* Stored items:
** START **

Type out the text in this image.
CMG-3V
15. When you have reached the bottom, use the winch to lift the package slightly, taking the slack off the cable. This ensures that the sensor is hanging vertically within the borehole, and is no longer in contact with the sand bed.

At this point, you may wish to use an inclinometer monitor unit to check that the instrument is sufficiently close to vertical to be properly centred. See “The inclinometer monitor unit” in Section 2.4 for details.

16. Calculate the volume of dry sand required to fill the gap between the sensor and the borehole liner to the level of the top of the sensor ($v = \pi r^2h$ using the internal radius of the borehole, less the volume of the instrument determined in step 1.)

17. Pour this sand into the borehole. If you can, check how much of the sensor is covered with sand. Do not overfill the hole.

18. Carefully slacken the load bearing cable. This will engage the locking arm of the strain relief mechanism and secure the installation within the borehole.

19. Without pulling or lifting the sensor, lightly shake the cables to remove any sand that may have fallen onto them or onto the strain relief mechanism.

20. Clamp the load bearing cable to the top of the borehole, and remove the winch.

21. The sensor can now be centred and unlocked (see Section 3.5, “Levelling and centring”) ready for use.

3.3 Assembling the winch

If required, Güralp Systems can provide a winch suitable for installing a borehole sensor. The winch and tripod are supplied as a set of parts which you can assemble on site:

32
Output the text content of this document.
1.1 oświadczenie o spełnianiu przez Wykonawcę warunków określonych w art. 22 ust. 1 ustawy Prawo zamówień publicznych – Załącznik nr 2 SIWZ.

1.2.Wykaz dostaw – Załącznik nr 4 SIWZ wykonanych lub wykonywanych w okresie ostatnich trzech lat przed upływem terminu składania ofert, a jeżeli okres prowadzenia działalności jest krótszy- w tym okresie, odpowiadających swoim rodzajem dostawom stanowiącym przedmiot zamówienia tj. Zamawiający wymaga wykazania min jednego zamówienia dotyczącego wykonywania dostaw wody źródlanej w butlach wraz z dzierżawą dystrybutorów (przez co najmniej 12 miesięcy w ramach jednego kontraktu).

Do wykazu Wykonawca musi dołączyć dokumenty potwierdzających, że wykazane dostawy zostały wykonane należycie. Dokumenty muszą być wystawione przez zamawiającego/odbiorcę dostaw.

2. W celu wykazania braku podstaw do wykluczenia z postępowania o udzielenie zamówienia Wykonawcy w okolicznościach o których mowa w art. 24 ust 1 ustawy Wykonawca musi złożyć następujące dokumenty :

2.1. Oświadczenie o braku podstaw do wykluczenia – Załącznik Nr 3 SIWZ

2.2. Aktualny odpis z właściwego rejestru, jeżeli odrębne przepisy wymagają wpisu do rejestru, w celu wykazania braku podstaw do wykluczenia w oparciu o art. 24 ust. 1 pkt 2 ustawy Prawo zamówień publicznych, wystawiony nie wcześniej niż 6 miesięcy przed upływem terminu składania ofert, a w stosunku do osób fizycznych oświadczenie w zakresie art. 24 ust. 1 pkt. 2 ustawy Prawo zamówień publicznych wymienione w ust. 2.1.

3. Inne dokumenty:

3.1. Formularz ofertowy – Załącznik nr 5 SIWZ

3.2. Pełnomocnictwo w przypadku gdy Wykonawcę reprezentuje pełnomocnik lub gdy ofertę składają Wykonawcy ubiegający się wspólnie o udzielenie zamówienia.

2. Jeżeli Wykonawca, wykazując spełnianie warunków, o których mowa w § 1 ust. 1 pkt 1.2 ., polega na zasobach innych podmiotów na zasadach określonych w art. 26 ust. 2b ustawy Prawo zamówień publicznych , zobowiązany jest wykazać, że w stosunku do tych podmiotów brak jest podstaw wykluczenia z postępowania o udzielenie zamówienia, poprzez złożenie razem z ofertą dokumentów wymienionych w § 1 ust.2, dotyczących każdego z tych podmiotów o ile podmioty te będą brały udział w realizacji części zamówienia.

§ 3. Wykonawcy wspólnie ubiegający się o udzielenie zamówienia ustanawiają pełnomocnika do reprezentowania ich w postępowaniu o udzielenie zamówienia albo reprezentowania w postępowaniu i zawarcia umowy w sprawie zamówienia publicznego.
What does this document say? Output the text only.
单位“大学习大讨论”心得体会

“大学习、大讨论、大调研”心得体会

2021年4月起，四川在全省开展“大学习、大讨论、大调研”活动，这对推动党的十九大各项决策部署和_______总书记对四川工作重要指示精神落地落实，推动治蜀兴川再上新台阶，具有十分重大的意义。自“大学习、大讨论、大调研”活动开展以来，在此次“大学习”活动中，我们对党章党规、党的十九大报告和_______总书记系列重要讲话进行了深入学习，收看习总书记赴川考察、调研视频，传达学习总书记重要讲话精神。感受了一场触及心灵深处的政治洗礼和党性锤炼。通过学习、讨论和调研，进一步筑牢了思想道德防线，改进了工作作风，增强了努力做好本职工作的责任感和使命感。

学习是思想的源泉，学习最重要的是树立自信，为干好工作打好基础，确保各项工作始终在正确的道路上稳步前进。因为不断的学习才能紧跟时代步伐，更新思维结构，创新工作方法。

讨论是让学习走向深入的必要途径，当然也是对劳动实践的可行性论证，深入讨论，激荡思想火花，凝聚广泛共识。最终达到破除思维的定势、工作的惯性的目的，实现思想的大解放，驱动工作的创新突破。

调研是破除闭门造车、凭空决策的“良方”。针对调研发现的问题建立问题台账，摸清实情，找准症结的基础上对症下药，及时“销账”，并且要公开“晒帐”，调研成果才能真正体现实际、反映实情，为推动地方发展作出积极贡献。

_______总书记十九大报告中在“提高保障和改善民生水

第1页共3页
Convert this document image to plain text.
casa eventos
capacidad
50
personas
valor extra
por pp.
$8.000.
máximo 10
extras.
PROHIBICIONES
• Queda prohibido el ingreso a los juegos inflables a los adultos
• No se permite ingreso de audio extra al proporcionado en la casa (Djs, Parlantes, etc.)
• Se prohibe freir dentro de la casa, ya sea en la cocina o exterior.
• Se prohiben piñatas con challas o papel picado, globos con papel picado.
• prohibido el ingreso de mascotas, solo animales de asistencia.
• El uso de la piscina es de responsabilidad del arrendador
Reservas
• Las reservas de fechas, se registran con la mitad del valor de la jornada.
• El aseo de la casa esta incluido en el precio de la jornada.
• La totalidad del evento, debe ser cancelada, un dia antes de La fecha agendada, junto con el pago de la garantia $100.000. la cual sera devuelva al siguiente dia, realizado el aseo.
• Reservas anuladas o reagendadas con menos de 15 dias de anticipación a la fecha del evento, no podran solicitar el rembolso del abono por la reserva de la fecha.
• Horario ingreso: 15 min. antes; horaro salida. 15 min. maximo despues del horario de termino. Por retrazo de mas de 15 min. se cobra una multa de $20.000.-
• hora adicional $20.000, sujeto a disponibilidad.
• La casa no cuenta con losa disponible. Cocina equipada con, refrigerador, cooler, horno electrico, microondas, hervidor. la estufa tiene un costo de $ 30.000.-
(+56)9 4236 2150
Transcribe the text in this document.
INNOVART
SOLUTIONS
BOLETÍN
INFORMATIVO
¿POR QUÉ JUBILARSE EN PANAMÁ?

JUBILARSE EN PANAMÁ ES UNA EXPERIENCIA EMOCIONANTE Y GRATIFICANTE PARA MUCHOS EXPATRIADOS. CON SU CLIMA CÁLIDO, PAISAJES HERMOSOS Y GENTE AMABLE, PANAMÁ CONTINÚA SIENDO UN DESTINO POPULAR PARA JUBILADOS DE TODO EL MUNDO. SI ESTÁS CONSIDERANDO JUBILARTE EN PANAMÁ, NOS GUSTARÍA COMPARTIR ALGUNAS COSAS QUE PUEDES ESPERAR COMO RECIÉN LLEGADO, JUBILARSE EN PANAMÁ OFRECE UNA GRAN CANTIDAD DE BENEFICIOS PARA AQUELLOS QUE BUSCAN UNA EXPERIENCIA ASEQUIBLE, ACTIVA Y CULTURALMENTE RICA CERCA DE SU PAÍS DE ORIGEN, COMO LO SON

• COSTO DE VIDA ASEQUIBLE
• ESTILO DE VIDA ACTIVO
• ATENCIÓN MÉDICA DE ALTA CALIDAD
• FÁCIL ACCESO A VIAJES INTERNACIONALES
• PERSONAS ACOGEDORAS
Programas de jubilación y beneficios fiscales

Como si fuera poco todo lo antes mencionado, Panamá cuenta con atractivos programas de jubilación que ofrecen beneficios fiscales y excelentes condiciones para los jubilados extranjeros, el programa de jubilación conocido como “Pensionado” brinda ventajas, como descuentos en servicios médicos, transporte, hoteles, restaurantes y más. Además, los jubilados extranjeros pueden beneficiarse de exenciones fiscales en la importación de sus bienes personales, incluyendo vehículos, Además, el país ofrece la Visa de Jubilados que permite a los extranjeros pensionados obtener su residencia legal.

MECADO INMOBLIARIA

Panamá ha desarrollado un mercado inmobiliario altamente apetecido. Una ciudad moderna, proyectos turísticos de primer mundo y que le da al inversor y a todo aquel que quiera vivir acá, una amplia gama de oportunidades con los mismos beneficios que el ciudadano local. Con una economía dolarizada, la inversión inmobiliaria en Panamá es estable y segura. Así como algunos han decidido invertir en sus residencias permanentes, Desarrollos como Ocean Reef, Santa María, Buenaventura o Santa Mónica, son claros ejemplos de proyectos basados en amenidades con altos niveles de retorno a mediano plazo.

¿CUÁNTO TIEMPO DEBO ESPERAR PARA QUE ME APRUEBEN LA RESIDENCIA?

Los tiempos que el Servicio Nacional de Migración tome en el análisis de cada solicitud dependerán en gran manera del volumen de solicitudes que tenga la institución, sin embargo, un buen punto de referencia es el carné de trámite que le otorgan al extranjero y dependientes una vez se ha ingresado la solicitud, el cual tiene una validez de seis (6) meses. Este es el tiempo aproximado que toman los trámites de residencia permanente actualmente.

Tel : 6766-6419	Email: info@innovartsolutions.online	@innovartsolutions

** END **

* WHAT TO PRODUCE: Scan the lines above for "have", then copy every one that has it.

* ANSWER:
15. When you have reached the bottom, use the winch to lift the package slightly, taking the slack off the cable. This ensures that the sensor is hanging vertically within the borehole, and is no longer in contact with the sand bed.
19. Without pulling or lifting the sensor, lightly shake the cables to remove any sand that may have fallen onto them or onto the strain relief mechanism.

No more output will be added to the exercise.